REQUIRED TASK:
Output all of the entries below precisely as written.

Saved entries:
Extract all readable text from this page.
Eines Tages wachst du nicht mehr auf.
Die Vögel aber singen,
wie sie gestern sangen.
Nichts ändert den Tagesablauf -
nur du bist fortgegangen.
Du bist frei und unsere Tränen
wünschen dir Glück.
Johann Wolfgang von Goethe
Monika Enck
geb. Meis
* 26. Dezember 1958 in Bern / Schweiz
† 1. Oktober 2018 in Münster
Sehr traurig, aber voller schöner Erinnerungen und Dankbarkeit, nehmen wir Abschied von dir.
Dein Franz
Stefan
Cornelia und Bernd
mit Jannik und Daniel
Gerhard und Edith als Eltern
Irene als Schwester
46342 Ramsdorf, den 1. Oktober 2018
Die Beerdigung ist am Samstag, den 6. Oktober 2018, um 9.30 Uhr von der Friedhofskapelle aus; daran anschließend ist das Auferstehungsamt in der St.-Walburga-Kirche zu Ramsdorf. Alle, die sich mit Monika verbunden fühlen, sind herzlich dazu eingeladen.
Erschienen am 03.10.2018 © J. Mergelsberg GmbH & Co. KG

PROBLEM SOLUTION:
Extract all readable text from this page.
Eines Tages wachst du nicht mehr auf.
Die Vögel aber singen,
wie sie gestern sangen.
Nichts ändert den Tagesablauf -
nur du bist fortgegangen.
Du bist frei und unsere Tränen
wünschen dir Glück.
Johann Wolfgang von Goethe
Monika Enck
geb. Meis
* 26. Dezember 1958 in Bern / Schweiz
† 1. Oktober 2018 in Münster
Sehr traurig, aber voller schöner Erinnerungen und Dankbarkeit, nehmen wir Abschied von dir.
Dein Franz
Stefan
Cornelia und Bernd
mit Jannik und Daniel
Gerhard und Edith als Eltern
Irene als Schwester
46342 Ramsdorf, den 1. Oktober 2018
Die Beerdigung ist am Samstag, den 6. Oktober 2018, um 9.30 Uhr von der Friedhofskapelle aus; daran anschließend ist das Auferstehungsamt in der St.-Walburga-Kirche zu Ramsdorf. Alle, die sich mit Monika verbunden fühlen, sind herzlich dazu eingeladen.
Erschienen am 03.10.2018 © J. Mergelsberg GmbH & Co. KG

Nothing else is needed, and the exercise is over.